[start Given records]
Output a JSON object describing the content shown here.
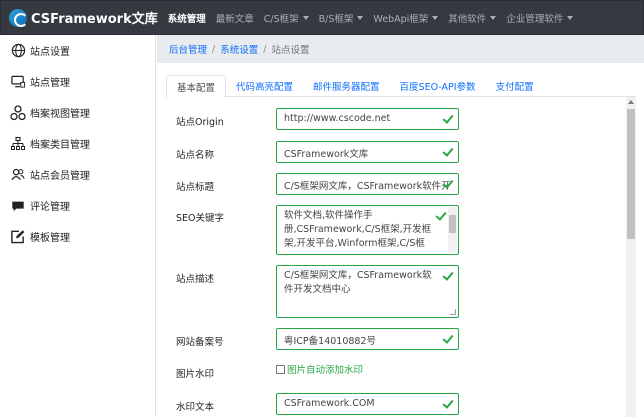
{
  "navbar": {
    "brand": "CSFramework文库",
    "items": [
      {
        "label": "系统管理",
        "active": true,
        "dropdown": false
      },
      {
        "label": "最新文章",
        "active": false,
        "dropdown": false
      },
      {
        "label": "C/S框架",
        "active": false,
        "dropdown": true
      },
      {
        "label": "B/S框架",
        "active": false,
        "dropdown": true
      },
      {
        "label": "WebApi框架",
        "active": false,
        "dropdown": true
      },
      {
        "label": "其他软件",
        "active": false,
        "dropdown": true
      },
      {
        "label": "企业管理软件",
        "active": false,
        "dropdown": true
      }
    ]
  },
  "sidebar": {
    "items": [
      {
        "label": "站点设置",
        "icon": "globe-icon"
      },
      {
        "label": "站点管理",
        "icon": "monitor-icon"
      },
      {
        "label": "档案视图管理",
        "icon": "nodes-icon"
      },
      {
        "label": "档案类目管理",
        "icon": "tree-icon"
      },
      {
        "label": "站点会员管理",
        "icon": "users-icon"
      },
      {
        "label": "评论管理",
        "icon": "comment-icon"
      },
      {
        "label": "模板管理",
        "icon": "edit-icon"
      }
    ]
  },
  "breadcrumb": {
    "home": "后台管理",
    "section": "系统设置",
    "current": "站点设置"
  },
  "tabs": [
    {
      "label": "基本配置",
      "active": true
    },
    {
      "label": "代码高亮配置",
      "active": false
    },
    {
      "label": "邮件服务器配置",
      "active": false
    },
    {
      "label": "百度SEO-API参数",
      "active": false
    },
    {
      "label": "支付配置",
      "active": false
    }
  ],
  "form": {
    "origin": {
      "label": "站点Origin",
      "value": "http://www.cscode.net"
    },
    "name": {
      "label": "站点名称",
      "value": "CSFramework文库"
    },
    "title": {
      "label": "站点标题",
      "value": "C/S框架网文库，CSFramework软件开"
    },
    "keywords": {
      "label": "SEO关键字",
      "value": "软件文档,软件操作手册,CSFramework,C/S框架,开发框架,开发平台,Winform框架,C/S框"
    },
    "description": {
      "label": "站点描述",
      "value": "C/S框架网文库，CSFramework软件开发文档中心"
    },
    "icp": {
      "label": "网站备案号",
      "value": "粤ICP备14010882号"
    },
    "watermark": {
      "label": "图片水印",
      "checkbox_label": "图片自动添加水印",
      "checked": false
    },
    "watermark_text": {
      "label": "水印文本",
      "value": "CSFramework.COM"
    }
  },
  "colors": {
    "navbar_bg": "#343a40",
    "link": "#0d6efd",
    "valid": "#28a745"
  }
}
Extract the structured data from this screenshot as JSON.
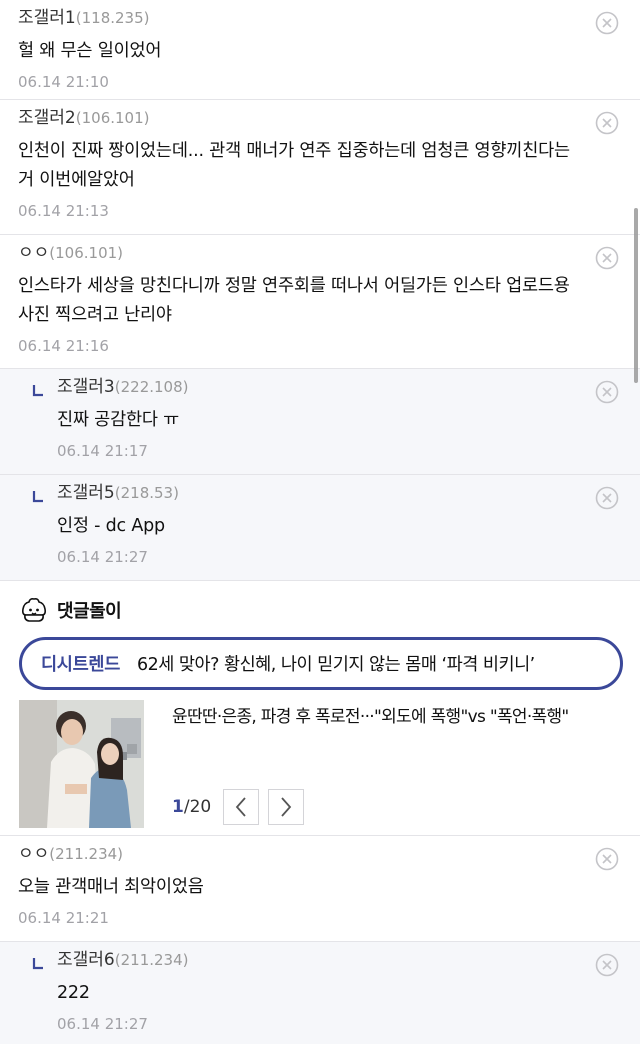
{
  "comments_top": [
    {
      "author": "조갤러1",
      "ip": "(118.235)",
      "text": "헐 왜 무슨 일이었어",
      "date": "06.14 21:10",
      "reply": false
    },
    {
      "author": "조갤러2",
      "ip": "(106.101)",
      "text": "인천이 진짜 짱이었는데... 관객 매너가 연주 집중하는데 엄청큰 영향끼친다는거 이번에알았어",
      "date": "06.14 21:13",
      "reply": false
    },
    {
      "author": "ㅇㅇ",
      "ip": "(106.101)",
      "text": "인스타가 세상을 망친다니까 정말 연주회를 떠나서 어딜가든 인스타 업로드용 사진 찍으려고 난리야",
      "date": "06.14 21:16",
      "reply": false
    },
    {
      "author": "조갤러3",
      "ip": "(222.108)",
      "text": "진짜 공감한다 ㅠ",
      "date": "06.14 21:17",
      "reply": true
    },
    {
      "author": "조갤러5",
      "ip": "(218.53)",
      "text": "인정 - dc App",
      "date": "06.14 21:27",
      "reply": true
    }
  ],
  "bot": {
    "title": "댓글돌이",
    "trend_tag": "디시트렌드",
    "trend_text": "62세 맞아? 황신혜, 나이 믿기지 않는 몸매 ‘파격 비키니’",
    "news_title": "윤딴딴·은종, 파경 후 폭로전···\"외도에 폭행\"vs \"폭언·폭행\"",
    "page_current": "1",
    "page_total": "/20"
  },
  "comments_bottom": [
    {
      "author": "ㅇㅇ",
      "ip": "(211.234)",
      "text": "오늘 관객매너 최악이었음",
      "date": "06.14 21:21",
      "reply": false
    },
    {
      "author": "조갤러6",
      "ip": "(211.234)",
      "text": "222",
      "date": "06.14 21:27",
      "reply": true
    }
  ],
  "colors": {
    "accent": "#3b4899",
    "reply_bg": "#f6f7fa",
    "date": "#a2a2a7",
    "ip": "#999999"
  },
  "icons": {
    "delete": "close-circle-icon",
    "reply": "reply-arrow-icon",
    "bot": "bot-mascot-icon",
    "prev": "chevron-left-icon",
    "next": "chevron-right-icon"
  }
}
[end Given records]
* **Exercise**
Pick out the lines containing the string "author" and show them.

* **Response to this exercise**
      "author": "조갤러1",
      "author": "조갤러2",
      "author": "ㅇㅇ",
      "author": "조갤러3",
      "author": "조갤러5",
      "author": "ㅇㅇ",
      "author": "조갤러6",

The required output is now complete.